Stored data
■ ■ ■
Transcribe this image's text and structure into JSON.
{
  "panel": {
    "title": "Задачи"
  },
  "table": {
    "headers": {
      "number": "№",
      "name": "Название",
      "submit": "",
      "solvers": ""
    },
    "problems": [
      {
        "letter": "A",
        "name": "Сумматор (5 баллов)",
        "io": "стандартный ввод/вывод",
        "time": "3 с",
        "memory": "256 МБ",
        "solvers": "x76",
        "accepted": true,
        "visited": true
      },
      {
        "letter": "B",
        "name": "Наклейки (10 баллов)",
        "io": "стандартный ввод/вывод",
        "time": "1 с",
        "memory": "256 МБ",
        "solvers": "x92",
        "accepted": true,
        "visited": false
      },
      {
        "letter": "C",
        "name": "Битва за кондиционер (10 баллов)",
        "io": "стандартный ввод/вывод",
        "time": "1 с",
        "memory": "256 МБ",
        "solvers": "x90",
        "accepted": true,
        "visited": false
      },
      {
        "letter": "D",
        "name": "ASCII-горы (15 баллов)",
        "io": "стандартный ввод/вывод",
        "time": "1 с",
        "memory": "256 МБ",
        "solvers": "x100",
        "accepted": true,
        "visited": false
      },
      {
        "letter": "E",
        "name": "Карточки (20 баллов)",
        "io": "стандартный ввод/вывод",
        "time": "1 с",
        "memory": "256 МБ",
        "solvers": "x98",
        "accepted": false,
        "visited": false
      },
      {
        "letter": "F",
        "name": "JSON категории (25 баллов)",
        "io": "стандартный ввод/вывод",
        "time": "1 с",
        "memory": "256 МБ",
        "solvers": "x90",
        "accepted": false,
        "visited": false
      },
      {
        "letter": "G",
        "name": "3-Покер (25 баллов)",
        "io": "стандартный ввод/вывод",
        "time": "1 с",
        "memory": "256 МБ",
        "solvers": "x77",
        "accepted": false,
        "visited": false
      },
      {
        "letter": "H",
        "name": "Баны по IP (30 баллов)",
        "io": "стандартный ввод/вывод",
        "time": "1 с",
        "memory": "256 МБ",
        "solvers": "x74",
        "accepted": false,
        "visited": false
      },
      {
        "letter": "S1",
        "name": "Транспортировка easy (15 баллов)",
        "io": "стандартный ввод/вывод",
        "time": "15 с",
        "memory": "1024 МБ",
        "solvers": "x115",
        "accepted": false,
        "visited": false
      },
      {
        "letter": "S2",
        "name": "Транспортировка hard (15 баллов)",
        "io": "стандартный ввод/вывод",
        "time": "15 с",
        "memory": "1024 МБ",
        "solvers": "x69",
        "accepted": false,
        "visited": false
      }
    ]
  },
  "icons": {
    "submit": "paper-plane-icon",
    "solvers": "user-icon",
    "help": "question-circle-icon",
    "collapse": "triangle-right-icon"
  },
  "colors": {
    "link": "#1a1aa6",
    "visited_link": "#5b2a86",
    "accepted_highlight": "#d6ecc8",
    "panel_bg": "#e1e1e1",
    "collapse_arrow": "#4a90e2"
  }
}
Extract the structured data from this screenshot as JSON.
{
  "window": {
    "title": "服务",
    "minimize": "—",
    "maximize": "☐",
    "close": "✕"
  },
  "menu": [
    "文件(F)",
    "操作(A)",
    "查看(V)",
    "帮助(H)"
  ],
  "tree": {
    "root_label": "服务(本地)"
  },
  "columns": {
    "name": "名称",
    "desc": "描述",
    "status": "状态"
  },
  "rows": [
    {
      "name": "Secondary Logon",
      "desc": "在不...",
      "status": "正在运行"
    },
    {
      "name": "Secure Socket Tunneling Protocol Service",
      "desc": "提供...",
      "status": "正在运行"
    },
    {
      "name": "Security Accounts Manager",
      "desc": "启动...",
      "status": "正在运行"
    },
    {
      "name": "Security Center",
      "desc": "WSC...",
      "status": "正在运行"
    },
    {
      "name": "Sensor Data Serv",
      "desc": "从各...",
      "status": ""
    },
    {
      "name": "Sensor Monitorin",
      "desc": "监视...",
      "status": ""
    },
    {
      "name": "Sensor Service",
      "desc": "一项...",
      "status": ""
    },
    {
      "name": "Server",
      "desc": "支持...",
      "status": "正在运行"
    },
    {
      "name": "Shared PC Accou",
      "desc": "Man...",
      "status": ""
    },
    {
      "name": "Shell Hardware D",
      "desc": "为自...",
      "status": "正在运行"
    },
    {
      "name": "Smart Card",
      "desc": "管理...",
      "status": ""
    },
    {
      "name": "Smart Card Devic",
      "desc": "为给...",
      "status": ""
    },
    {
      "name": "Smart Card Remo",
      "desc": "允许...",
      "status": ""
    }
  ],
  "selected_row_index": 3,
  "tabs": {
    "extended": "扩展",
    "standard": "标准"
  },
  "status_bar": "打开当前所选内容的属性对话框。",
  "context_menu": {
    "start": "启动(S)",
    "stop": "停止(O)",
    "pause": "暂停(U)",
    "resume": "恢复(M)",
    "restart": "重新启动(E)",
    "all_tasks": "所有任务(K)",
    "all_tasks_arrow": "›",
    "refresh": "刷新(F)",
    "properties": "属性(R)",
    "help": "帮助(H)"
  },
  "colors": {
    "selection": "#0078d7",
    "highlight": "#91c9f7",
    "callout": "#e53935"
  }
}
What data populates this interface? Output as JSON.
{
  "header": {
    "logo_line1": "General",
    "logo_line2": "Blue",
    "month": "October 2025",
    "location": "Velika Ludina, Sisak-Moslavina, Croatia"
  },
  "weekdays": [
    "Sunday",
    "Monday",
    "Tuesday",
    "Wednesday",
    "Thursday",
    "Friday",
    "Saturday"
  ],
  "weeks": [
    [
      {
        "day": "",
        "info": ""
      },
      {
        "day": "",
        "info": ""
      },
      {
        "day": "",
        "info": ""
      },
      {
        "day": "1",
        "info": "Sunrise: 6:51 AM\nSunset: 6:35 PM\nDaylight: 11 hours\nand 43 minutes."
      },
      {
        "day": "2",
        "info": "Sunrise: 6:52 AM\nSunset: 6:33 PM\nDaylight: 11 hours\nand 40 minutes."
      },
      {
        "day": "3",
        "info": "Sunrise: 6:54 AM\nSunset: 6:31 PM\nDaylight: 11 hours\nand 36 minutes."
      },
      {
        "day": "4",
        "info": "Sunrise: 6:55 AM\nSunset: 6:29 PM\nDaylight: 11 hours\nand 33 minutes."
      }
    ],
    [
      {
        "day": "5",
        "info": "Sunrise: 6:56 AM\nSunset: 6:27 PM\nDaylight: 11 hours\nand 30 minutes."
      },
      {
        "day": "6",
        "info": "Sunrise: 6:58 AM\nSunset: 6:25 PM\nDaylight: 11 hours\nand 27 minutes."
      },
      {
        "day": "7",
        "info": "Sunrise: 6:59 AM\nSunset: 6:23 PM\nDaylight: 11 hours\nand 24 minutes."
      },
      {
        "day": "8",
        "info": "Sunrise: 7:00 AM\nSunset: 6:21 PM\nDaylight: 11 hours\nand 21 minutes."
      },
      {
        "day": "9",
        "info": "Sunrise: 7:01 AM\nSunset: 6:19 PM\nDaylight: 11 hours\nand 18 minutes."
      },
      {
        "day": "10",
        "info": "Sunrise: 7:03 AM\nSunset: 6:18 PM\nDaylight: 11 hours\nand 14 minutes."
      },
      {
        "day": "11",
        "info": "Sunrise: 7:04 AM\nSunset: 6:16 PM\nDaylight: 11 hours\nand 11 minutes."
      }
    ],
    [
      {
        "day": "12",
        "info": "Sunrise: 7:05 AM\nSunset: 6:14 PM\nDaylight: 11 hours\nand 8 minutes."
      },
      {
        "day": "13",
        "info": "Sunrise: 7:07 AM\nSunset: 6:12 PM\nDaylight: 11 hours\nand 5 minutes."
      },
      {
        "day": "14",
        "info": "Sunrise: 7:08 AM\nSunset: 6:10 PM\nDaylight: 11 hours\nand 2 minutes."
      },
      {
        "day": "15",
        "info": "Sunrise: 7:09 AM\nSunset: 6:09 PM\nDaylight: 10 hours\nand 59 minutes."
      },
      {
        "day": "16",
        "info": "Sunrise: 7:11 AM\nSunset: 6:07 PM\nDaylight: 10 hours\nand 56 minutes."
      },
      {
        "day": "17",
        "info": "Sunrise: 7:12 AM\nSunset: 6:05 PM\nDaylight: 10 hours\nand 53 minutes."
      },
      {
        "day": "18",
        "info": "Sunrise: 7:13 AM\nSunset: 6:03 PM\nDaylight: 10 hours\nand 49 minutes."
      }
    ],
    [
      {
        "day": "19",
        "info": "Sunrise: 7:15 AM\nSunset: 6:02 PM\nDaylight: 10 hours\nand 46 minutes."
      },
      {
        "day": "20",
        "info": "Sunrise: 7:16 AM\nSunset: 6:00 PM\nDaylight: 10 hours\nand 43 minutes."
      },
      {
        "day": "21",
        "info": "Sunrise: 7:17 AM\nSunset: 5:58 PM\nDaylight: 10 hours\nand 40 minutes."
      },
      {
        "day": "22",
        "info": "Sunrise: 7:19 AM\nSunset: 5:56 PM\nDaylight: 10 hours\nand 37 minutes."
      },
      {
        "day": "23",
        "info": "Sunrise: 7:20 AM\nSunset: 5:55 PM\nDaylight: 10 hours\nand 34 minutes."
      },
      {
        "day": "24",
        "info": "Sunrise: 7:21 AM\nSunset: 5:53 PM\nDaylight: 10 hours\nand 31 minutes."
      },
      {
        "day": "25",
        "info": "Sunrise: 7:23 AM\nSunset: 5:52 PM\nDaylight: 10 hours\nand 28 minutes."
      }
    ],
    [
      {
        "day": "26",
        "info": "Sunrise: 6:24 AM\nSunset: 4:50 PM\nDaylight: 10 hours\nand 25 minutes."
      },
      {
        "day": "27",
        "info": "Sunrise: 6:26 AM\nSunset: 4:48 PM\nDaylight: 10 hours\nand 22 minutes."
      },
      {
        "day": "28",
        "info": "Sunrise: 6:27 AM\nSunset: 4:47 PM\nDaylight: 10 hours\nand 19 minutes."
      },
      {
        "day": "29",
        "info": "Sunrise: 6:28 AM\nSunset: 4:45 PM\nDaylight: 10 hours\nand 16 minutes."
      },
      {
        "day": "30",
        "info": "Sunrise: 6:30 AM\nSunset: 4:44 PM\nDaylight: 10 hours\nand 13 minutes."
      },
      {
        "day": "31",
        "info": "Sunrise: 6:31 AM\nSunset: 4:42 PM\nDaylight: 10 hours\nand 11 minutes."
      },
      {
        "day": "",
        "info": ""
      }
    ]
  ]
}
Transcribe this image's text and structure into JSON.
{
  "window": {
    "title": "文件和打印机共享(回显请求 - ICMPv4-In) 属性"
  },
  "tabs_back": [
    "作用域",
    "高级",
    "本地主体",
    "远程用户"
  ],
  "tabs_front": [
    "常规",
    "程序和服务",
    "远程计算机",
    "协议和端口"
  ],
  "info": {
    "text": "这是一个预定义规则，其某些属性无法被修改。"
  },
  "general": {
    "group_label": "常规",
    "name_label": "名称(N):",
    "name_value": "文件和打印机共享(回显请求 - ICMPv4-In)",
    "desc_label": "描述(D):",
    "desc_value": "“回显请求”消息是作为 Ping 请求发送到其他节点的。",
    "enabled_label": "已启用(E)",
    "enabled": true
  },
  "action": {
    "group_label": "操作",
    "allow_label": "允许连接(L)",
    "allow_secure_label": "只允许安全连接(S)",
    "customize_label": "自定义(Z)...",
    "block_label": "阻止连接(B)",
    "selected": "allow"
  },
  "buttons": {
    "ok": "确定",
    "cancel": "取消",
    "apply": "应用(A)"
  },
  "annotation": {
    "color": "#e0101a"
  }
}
■ ■ ■
Aim of the task:
Which lines contain "Sensor"? Copy each of them.

Full solution:
      "name": "Sensor Data Serv",
      "name": "Sensor Monitorin",
      "name": "Sensor Service",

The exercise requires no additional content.